§ Objective:
Where a line holds the string "name", return that line.

-- Start Data in this exercise --

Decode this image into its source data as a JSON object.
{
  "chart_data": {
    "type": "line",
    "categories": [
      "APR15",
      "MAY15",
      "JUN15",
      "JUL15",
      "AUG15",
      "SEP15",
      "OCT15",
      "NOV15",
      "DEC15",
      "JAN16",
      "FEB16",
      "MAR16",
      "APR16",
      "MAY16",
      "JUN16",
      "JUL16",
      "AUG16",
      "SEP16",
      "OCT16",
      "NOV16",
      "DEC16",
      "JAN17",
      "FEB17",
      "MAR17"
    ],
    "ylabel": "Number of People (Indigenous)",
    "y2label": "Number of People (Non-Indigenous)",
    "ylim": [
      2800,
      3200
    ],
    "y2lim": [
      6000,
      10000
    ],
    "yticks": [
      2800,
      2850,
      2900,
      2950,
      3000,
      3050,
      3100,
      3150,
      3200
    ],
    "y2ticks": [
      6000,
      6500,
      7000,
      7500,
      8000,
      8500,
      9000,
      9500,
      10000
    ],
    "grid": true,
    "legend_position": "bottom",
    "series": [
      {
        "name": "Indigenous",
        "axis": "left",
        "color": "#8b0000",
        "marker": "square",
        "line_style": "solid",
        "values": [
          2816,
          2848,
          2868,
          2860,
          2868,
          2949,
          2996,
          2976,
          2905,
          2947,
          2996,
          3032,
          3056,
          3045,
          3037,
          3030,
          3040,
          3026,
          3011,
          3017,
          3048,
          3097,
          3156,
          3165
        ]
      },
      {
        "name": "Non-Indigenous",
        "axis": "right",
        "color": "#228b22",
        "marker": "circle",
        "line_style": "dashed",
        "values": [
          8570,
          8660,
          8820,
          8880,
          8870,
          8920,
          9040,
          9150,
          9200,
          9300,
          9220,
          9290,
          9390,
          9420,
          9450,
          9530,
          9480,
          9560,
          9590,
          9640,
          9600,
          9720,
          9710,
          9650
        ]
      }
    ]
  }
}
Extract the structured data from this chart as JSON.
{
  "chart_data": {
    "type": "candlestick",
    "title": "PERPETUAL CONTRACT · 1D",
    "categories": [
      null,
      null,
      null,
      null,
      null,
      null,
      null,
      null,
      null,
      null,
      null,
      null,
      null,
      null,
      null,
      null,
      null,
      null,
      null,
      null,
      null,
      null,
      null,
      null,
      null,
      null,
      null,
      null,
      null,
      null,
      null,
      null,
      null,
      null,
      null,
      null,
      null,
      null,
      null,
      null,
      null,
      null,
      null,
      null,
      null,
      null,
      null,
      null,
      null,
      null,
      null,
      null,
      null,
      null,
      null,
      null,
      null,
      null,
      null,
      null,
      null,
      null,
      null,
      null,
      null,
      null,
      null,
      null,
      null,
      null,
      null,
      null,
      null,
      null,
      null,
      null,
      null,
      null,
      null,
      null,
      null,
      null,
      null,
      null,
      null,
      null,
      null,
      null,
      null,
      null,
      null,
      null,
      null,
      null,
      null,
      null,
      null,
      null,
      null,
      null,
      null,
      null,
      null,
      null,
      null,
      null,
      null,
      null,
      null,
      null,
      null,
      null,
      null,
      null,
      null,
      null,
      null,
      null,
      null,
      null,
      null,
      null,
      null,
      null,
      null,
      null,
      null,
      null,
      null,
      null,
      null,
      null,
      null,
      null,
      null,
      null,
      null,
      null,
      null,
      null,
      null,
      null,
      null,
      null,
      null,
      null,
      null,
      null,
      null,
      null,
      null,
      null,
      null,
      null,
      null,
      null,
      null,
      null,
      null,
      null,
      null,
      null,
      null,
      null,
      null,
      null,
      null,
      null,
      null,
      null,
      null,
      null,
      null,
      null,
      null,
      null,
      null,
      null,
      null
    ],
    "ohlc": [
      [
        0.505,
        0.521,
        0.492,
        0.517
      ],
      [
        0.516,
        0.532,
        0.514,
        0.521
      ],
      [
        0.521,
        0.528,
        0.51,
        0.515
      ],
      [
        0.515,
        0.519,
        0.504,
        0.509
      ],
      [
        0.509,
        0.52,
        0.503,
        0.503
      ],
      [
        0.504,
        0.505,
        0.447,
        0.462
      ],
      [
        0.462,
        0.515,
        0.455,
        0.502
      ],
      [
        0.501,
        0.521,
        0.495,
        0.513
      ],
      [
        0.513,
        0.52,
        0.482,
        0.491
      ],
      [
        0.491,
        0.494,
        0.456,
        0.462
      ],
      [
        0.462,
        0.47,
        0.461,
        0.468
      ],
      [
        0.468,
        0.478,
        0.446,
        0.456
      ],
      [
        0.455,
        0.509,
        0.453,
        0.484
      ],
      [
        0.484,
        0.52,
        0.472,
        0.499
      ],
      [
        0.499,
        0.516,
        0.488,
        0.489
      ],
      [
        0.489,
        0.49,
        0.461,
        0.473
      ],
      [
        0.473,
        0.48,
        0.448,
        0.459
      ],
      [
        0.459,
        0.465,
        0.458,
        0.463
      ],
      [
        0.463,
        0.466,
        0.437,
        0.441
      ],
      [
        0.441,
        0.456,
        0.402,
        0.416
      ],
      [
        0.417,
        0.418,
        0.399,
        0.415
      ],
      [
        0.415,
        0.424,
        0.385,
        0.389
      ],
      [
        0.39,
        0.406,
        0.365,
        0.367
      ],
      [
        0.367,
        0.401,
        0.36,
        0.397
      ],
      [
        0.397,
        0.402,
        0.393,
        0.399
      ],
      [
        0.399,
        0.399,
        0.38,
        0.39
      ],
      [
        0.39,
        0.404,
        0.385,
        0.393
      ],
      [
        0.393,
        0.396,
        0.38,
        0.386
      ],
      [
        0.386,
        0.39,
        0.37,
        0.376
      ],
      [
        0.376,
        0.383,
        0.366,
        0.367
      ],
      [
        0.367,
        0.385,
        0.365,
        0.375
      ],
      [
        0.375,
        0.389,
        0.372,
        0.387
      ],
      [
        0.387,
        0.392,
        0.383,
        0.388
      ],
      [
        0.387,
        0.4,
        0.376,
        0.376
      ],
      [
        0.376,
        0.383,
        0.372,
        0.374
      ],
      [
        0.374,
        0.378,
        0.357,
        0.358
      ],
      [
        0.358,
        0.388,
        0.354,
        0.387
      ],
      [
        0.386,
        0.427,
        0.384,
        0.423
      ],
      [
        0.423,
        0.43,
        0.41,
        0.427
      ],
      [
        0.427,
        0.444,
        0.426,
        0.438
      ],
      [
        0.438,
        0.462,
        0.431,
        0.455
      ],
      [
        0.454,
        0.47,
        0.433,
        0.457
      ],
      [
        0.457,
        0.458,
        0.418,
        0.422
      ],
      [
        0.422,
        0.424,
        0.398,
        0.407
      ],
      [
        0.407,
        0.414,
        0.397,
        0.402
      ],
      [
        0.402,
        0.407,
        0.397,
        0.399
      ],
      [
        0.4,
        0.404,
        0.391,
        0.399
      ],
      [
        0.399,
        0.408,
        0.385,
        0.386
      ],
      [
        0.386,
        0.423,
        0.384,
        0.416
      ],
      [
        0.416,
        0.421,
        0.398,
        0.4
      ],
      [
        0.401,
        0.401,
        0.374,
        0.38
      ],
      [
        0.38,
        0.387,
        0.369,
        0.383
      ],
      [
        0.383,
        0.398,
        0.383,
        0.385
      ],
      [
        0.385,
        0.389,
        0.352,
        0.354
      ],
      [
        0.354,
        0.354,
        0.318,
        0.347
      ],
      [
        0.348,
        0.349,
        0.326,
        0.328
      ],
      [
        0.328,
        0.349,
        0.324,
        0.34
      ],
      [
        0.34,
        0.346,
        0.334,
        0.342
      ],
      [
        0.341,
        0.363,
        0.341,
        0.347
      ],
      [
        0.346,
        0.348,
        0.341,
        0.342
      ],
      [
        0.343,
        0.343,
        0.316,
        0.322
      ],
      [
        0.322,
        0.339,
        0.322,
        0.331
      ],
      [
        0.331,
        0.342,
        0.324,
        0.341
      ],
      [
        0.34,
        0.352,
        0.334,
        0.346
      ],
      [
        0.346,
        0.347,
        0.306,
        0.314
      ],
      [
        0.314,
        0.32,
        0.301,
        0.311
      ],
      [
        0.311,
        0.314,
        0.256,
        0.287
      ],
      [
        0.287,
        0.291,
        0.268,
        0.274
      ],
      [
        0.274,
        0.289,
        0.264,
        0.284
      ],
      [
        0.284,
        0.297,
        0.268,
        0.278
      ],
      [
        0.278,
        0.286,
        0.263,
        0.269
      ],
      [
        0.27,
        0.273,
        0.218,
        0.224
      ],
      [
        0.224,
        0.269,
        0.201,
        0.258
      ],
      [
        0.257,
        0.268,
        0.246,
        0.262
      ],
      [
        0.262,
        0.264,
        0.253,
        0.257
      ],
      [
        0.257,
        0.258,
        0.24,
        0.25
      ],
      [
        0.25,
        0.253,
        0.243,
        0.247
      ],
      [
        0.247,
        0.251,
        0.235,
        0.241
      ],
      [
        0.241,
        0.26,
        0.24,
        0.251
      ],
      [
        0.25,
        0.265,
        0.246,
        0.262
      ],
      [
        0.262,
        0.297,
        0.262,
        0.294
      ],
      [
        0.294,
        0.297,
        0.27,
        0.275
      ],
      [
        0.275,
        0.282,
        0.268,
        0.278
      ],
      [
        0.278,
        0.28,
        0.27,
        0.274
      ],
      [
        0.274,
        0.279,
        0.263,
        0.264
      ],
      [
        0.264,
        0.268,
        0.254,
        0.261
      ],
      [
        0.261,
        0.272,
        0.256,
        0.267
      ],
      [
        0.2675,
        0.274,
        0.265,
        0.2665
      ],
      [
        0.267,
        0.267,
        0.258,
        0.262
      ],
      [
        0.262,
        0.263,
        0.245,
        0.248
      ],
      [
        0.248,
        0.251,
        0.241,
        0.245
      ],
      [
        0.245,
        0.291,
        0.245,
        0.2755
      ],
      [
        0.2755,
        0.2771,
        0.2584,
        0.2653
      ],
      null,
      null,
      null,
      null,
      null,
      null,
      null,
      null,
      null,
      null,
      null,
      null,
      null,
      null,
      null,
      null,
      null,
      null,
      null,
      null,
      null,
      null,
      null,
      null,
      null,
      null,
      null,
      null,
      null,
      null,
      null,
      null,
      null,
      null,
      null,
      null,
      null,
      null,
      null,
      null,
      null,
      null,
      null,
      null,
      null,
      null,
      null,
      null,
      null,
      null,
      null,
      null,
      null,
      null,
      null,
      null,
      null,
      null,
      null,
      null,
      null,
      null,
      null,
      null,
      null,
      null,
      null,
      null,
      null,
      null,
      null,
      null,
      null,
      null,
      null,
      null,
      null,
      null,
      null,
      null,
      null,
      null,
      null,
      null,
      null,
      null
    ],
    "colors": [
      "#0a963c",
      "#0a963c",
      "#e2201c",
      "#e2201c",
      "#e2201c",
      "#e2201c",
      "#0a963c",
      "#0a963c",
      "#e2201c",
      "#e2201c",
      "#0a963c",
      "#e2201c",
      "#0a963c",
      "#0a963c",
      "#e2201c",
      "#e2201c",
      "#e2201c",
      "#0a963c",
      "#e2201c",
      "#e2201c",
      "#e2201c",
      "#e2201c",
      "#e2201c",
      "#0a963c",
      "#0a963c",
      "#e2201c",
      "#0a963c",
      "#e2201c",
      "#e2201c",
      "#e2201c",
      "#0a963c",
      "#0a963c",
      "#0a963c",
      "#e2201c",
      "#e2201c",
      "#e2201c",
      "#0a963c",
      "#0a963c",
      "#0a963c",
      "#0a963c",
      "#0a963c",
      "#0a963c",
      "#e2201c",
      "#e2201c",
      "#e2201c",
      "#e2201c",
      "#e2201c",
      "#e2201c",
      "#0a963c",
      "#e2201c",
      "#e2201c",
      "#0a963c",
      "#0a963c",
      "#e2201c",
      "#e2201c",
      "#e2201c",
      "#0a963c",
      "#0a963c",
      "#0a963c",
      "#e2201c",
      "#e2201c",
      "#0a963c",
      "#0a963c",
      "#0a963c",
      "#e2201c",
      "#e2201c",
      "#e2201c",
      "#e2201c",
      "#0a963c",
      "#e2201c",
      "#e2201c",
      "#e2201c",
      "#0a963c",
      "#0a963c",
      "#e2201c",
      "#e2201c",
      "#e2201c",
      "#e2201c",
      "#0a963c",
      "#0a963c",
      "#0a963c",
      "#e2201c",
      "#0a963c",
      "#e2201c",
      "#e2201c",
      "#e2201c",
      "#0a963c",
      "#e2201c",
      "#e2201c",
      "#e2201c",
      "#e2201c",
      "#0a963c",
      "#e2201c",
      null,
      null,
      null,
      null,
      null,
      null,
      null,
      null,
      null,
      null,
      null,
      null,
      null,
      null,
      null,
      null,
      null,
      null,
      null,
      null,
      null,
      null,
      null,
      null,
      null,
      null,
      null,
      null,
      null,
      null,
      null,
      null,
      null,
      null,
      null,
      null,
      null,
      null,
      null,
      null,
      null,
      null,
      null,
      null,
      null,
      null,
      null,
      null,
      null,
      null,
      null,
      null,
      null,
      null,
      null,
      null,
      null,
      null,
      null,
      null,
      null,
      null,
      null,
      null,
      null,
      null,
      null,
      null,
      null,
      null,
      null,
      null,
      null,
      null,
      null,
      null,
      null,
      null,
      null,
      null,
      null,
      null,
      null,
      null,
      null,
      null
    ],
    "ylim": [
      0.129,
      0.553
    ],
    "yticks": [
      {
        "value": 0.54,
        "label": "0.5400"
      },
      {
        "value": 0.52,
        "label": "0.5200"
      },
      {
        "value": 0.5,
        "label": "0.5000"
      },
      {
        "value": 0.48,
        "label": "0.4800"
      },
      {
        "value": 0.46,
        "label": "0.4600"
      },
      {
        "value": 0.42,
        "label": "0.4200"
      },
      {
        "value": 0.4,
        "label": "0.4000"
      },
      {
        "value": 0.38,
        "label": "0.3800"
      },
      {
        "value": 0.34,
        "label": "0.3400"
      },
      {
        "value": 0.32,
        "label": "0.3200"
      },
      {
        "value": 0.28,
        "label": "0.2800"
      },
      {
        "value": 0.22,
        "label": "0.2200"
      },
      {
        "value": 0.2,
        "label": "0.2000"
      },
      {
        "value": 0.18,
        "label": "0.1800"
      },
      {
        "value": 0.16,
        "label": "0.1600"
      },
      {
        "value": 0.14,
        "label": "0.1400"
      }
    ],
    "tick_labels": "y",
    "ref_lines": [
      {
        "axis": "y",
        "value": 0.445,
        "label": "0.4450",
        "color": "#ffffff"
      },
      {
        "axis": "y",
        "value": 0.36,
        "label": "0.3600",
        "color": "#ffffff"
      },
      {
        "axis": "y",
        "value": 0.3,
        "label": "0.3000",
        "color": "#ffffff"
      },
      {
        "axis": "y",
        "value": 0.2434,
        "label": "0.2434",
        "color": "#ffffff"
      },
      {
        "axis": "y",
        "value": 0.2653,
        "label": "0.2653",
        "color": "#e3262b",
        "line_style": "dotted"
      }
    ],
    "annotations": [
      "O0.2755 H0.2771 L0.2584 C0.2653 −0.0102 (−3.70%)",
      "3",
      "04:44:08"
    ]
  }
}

-- End Data in this exercise --

§ Answer to the task:
        "name": "Indigenous",
        "name": "Non-Indigenous",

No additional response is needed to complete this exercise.